Entries with figure data =
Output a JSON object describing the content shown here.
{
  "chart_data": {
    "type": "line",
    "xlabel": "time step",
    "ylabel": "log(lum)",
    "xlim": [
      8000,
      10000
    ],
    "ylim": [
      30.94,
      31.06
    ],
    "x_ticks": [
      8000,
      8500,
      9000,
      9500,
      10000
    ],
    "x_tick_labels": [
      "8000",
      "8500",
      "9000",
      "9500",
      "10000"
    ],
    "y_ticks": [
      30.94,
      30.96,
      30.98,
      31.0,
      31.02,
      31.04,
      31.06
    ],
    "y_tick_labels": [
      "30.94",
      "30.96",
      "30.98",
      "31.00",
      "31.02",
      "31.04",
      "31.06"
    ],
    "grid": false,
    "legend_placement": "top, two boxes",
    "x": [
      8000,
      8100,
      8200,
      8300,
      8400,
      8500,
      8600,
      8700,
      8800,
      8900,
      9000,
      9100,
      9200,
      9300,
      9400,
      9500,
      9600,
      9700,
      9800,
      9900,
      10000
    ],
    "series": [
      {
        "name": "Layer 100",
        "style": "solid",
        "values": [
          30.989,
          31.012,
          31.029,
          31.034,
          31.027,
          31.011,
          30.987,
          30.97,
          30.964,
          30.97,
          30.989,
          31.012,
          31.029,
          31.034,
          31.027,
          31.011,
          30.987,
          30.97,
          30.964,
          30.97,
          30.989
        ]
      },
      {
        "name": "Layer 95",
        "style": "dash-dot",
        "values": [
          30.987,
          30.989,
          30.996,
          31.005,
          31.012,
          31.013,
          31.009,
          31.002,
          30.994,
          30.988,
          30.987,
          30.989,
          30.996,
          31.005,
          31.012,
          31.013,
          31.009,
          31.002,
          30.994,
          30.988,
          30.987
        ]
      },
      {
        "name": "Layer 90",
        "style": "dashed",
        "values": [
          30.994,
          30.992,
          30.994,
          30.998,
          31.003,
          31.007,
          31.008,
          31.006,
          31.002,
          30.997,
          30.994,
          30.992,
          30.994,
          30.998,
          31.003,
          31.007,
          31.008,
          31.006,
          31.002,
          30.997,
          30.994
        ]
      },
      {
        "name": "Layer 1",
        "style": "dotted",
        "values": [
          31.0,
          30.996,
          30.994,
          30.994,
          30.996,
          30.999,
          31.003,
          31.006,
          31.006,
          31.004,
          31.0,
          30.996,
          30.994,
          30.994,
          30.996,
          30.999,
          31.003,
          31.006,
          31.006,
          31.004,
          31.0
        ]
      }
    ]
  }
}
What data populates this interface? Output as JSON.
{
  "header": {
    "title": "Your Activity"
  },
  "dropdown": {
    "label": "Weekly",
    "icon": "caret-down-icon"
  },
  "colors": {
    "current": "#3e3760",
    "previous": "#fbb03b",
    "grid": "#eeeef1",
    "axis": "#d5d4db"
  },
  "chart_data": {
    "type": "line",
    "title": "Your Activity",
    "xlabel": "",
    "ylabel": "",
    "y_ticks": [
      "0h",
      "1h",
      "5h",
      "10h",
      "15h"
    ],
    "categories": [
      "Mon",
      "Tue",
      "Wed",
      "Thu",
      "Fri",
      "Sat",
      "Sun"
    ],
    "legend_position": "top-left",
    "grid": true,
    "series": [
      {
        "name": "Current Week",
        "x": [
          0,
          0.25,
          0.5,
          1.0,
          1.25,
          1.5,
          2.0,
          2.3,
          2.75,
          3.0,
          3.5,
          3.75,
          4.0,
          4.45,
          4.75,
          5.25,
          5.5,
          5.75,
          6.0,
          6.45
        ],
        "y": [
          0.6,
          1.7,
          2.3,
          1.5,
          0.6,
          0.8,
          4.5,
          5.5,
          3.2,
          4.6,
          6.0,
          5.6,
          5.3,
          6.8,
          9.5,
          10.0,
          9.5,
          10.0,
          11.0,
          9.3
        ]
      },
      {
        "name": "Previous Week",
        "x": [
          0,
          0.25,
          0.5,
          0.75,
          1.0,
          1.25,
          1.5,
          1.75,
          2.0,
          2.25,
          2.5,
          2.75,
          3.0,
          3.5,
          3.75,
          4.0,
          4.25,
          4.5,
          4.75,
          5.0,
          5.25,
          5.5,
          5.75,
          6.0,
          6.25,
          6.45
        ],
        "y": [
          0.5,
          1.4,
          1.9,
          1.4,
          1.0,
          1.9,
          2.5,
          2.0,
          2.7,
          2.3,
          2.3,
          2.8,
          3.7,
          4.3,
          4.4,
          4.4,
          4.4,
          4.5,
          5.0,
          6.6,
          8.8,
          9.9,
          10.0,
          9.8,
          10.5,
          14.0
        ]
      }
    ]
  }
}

Goal of the exercise = Output the whole listing above again, word for word.

Result for this task =
Output a JSON object describing the content shown here.
{
  "chart_data": {
    "type": "line",
    "xlabel": "time step",
    "ylabel": "log(lum)",
    "xlim": [
      8000,
      10000
    ],
    "ylim": [
      30.94,
      31.06
    ],
    "x_ticks": [
      8000,
      8500,
      9000,
      9500,
      10000
    ],
    "x_tick_labels": [
      "8000",
      "8500",
      "9000",
      "9500",
      "10000"
    ],
    "y_ticks": [
      30.94,
      30.96,
      30.98,
      31.0,
      31.02,
      31.04,
      31.06
    ],
    "y_tick_labels": [
      "30.94",
      "30.96",
      "30.98",
      "31.00",
      "31.02",
      "31.04",
      "31.06"
    ],
    "grid": false,
    "legend_placement": "top, two boxes",
    "x": [
      8000,
      8100,
      8200,
      8300,
      8400,
      8500,
      8600,
      8700,
      8800,
      8900,
      9000,
      9100,
      9200,
      9300,
      9400,
      9500,
      9600,
      9700,
      9800,
      9900,
      10000
    ],
    "series": [
      {
        "name": "Layer 100",
        "style": "solid",
        "values": [
          30.989,
          31.012,
          31.029,
          31.034,
          31.027,
          31.011,
          30.987,
          30.97,
          30.964,
          30.97,
          30.989,
          31.012,
          31.029,
          31.034,
          31.027,
          31.011,
          30.987,
          30.97,
          30.964,
          30.97,
          30.989
        ]
      },
      {
        "name": "Layer 95",
        "style": "dash-dot",
        "values": [
          30.987,
          30.989,
          30.996,
          31.005,
          31.012,
          31.013,
          31.009,
          31.002,
          30.994,
          30.988,
          30.987,
          30.989,
          30.996,
          31.005,
          31.012,
          31.013,
          31.009,
          31.002,
          30.994,
          30.988,
          30.987
        ]
      },
      {
        "name": "Layer 90",
        "style": "dashed",
        "values": [
          30.994,
          30.992,
          30.994,
          30.998,
          31.003,
          31.007,
          31.008,
          31.006,
          31.002,
          30.997,
          30.994,
          30.992,
          30.994,
          30.998,
          31.003,
          31.007,
          31.008,
          31.006,
          31.002,
          30.997,
          30.994
        ]
      },
      {
        "name": "Layer 1",
        "style": "dotted",
        "values": [
          31.0,
          30.996,
          30.994,
          30.994,
          30.996,
          30.999,
          31.003,
          31.006,
          31.006,
          31.004,
          31.0,
          30.996,
          30.994,
          30.994,
          30.996,
          30.999,
          31.003,
          31.006,
          31.006,
          31.004,
          31.0
        ]
      }
    ]
  }
}
What data populates this interface? Output as JSON.
{
  "header": {
    "title": "Your Activity"
  },
  "dropdown": {
    "label": "Weekly",
    "icon": "caret-down-icon"
  },
  "colors": {
    "current": "#3e3760",
    "previous": "#fbb03b",
    "grid": "#eeeef1",
    "axis": "#d5d4db"
  },
  "chart_data": {
    "type": "line",
    "title": "Your Activity",
    "xlabel": "",
    "ylabel": "",
    "y_ticks": [
      "0h",
      "1h",
      "5h",
      "10h",
      "15h"
    ],
    "categories": [
      "Mon",
      "Tue",
      "Wed",
      "Thu",
      "Fri",
      "Sat",
      "Sun"
    ],
    "legend_position": "top-left",
    "grid": true,
    "series": [
      {
        "name": "Current Week",
        "x": [
          0,
          0.25,
          0.5,
          1.0,
          1.25,
          1.5,
          2.0,
          2.3,
          2.75,
          3.0,
          3.5,
          3.75,
          4.0,
          4.45,
          4.75,
          5.25,
          5.5,
          5.75,
          6.0,
          6.45
        ],
        "y": [
          0.6,
          1.7,
          2.3,
          1.5,
          0.6,
          0.8,
          4.5,
          5.5,
          3.2,
          4.6,
          6.0,
          5.6,
          5.3,
          6.8,
          9.5,
          10.0,
          9.5,
          10.0,
          11.0,
          9.3
        ]
      },
      {
        "name": "Previous Week",
        "x": [
          0,
          0.25,
          0.5,
          0.75,
          1.0,
          1.25,
          1.5,
          1.75,
          2.0,
          2.25,
          2.5,
          2.75,
          3.0,
          3.5,
          3.75,
          4.0,
          4.25,
          4.5,
          4.75,
          5.0,
          5.25,
          5.5,
          5.75,
          6.0,
          6.25,
          6.45
        ],
        "y": [
          0.5,
          1.4,
          1.9,
          1.4,
          1.0,
          1.9,
          2.5,
          2.0,
          2.7,
          2.3,
          2.3,
          2.8,
          3.7,
          4.3,
          4.4,
          4.4,
          4.4,
          4.5,
          5.0,
          6.6,
          8.8,
          9.9,
          10.0,
          9.8,
          10.5,
          14.0
        ]
      }
    ]
  }
}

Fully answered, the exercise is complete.